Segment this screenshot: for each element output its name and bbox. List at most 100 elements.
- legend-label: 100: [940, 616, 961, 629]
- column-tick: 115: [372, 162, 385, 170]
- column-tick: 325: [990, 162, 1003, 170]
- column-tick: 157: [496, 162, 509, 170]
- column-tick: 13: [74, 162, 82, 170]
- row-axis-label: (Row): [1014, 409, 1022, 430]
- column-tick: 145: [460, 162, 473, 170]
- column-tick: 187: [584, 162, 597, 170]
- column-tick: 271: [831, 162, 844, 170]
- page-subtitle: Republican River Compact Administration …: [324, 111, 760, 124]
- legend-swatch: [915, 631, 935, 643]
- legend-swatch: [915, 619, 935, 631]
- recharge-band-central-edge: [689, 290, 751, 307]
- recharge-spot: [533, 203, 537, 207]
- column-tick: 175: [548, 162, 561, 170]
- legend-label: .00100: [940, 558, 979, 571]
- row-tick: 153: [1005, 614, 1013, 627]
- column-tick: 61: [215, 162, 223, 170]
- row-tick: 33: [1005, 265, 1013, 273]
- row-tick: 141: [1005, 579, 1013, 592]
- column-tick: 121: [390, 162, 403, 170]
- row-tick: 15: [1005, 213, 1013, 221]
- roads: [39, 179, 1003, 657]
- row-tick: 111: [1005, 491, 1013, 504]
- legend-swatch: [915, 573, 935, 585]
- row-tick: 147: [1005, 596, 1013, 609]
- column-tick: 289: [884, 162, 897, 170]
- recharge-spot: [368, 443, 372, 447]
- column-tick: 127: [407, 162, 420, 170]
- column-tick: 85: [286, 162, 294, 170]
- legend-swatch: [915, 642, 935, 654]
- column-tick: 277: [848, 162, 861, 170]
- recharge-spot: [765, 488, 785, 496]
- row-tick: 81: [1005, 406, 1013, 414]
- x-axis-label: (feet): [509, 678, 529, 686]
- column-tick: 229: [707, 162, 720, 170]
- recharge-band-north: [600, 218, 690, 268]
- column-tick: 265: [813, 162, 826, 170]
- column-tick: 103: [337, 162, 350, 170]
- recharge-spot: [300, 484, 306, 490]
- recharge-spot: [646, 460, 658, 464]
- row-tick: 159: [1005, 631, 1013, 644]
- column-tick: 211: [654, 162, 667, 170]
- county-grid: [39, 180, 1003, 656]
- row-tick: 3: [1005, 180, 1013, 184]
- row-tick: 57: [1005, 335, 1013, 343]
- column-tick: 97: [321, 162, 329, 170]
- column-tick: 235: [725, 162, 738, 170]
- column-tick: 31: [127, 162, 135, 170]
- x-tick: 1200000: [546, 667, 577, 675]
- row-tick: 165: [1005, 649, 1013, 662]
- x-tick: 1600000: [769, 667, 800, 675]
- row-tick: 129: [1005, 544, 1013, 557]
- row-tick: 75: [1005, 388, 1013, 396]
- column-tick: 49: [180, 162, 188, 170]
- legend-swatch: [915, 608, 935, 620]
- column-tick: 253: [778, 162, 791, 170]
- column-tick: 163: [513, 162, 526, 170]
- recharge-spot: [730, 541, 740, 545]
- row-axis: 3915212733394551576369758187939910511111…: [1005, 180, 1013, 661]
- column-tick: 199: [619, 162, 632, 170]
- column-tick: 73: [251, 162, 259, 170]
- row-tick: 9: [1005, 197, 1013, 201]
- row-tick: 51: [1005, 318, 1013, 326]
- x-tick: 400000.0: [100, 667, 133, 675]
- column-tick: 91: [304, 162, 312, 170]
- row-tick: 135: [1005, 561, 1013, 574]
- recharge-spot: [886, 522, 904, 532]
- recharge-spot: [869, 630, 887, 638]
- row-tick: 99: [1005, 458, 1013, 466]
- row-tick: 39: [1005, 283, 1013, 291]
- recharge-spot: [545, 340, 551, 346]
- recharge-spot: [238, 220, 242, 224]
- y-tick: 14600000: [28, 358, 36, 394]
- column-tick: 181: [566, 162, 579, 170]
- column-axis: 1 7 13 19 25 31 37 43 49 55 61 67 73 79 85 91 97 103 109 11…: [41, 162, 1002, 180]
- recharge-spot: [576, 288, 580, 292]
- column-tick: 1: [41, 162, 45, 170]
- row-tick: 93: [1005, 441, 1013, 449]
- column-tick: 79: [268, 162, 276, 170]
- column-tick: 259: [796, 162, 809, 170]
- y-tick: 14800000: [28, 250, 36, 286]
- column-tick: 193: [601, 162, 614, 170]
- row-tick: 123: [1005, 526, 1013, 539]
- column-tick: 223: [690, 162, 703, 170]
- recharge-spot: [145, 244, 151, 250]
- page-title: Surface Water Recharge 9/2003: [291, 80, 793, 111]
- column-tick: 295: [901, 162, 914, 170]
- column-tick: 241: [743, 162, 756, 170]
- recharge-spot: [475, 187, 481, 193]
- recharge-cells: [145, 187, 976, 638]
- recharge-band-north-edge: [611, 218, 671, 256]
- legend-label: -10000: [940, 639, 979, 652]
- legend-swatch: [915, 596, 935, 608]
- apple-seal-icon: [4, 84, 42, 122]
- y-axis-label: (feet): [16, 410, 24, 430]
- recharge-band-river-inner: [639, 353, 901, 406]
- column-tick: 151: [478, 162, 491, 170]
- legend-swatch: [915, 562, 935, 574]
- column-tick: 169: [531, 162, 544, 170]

→ **Goal**: Retype the item above word for word, every line included.

→ **Solution**:
Segment this screenshot: for each element output its name and bbox. List at most 100 elements.
- legend-label: 100: [940, 616, 961, 629]
- column-tick: 115: [372, 162, 385, 170]
- column-tick: 325: [990, 162, 1003, 170]
- column-tick: 157: [496, 162, 509, 170]
- column-tick: 13: [74, 162, 82, 170]
- row-axis-label: (Row): [1014, 409, 1022, 430]
- column-tick: 145: [460, 162, 473, 170]
- column-tick: 187: [584, 162, 597, 170]
- column-tick: 271: [831, 162, 844, 170]
- page-subtitle: Republican River Compact Administration …: [324, 111, 760, 124]
- legend-swatch: [915, 631, 935, 643]
- legend-swatch: [915, 619, 935, 631]
- recharge-band-central-edge: [689, 290, 751, 307]
- recharge-spot: [533, 203, 537, 207]
- column-tick: 175: [548, 162, 561, 170]
- legend-label: .00100: [940, 558, 979, 571]
- row-tick: 153: [1005, 614, 1013, 627]
- column-tick: 61: [215, 162, 223, 170]
- row-tick: 33: [1005, 265, 1013, 273]
- row-tick: 141: [1005, 579, 1013, 592]
- column-tick: 121: [390, 162, 403, 170]
- row-tick: 15: [1005, 213, 1013, 221]
- roads: [39, 179, 1003, 657]
- row-tick: 111: [1005, 491, 1013, 504]
- legend-swatch: [915, 573, 935, 585]
- row-tick: 147: [1005, 596, 1013, 609]
- column-tick: 289: [884, 162, 897, 170]
- recharge-spot: [368, 443, 372, 447]
- column-tick: 127: [407, 162, 420, 170]
- column-tick: 85: [286, 162, 294, 170]
- legend-swatch: [915, 642, 935, 654]
- column-tick: 277: [848, 162, 861, 170]
- recharge-spot: [765, 488, 785, 496]
- row-tick: 81: [1005, 406, 1013, 414]
- x-axis-label: (feet): [509, 678, 529, 686]
- column-tick: 229: [707, 162, 720, 170]
- recharge-band-north: [600, 218, 690, 268]
- column-tick: 265: [813, 162, 826, 170]
- column-tick: 103: [337, 162, 350, 170]
- recharge-spot: [300, 484, 306, 490]
- recharge-spot: [646, 460, 658, 464]
- row-tick: 159: [1005, 631, 1013, 644]
- column-tick: 211: [654, 162, 667, 170]
- county-grid: [39, 180, 1003, 656]
- row-tick: 3: [1005, 180, 1013, 184]
- row-tick: 57: [1005, 335, 1013, 343]
- column-tick: 97: [321, 162, 329, 170]
- column-tick: 235: [725, 162, 738, 170]
- column-tick: 31: [127, 162, 135, 170]
- x-tick: 1200000: [546, 667, 577, 675]
- row-tick: 165: [1005, 649, 1013, 662]
- x-tick: 1600000: [769, 667, 800, 675]
- row-tick: 129: [1005, 544, 1013, 557]
- row-tick: 75: [1005, 388, 1013, 396]
- column-tick: 49: [180, 162, 188, 170]
- legend-swatch: [915, 608, 935, 620]
- column-tick: 253: [778, 162, 791, 170]
- column-tick: 163: [513, 162, 526, 170]
- recharge-spot: [730, 541, 740, 545]
- row-axis: 3915212733394551576369758187939910511111…: [1005, 180, 1013, 661]
- column-tick: 199: [619, 162, 632, 170]
- column-tick: 73: [251, 162, 259, 170]
- row-tick: 9: [1005, 197, 1013, 201]
- row-tick: 51: [1005, 318, 1013, 326]
- x-tick: 400000.0: [100, 667, 133, 675]
- column-tick: 91: [304, 162, 312, 170]
- row-tick: 135: [1005, 561, 1013, 574]
- recharge-spot: [886, 522, 904, 532]
- recharge-spot: [869, 630, 887, 638]
- row-tick: 99: [1005, 458, 1013, 466]
- row-tick: 39: [1005, 283, 1013, 291]
- recharge-spot: [545, 340, 551, 346]
- recharge-spot: [238, 220, 242, 224]
- y-tick: 14600000: [28, 358, 36, 394]
- column-tick: 181: [566, 162, 579, 170]
- column-axis: 1 7 13 19 25 31 37 43 49 55 61 67 73 79 85 91 97 103 109 11…: [41, 162, 1002, 180]
- recharge-spot: [576, 288, 580, 292]
- column-tick: 1: [41, 162, 45, 170]
- row-tick: 93: [1005, 441, 1013, 449]
- column-tick: 79: [268, 162, 276, 170]
- column-tick: 259: [796, 162, 809, 170]
- y-tick: 14800000: [28, 250, 36, 286]
- column-tick: 193: [601, 162, 614, 170]
- row-tick: 123: [1005, 526, 1013, 539]
- column-tick: 223: [690, 162, 703, 170]
- recharge-spot: [145, 244, 151, 250]
- page-title: Surface Water Recharge 9/2003: [291, 80, 793, 111]
- column-tick: 295: [901, 162, 914, 170]
- column-tick: 241: [743, 162, 756, 170]
- recharge-spot: [475, 187, 481, 193]
- recharge-cells: [145, 187, 976, 638]
- recharge-band-north-edge: [611, 218, 671, 256]
- legend-label: -10000: [940, 639, 979, 652]
- legend-swatch: [915, 596, 935, 608]
- apple-seal-icon: [4, 84, 42, 122]
- y-axis-label: (feet): [16, 410, 24, 430]
- recharge-band-river-inner: [639, 353, 901, 406]
- column-tick: 151: [478, 162, 491, 170]
- legend-swatch: [915, 562, 935, 574]
- column-tick: 169: [531, 162, 544, 170]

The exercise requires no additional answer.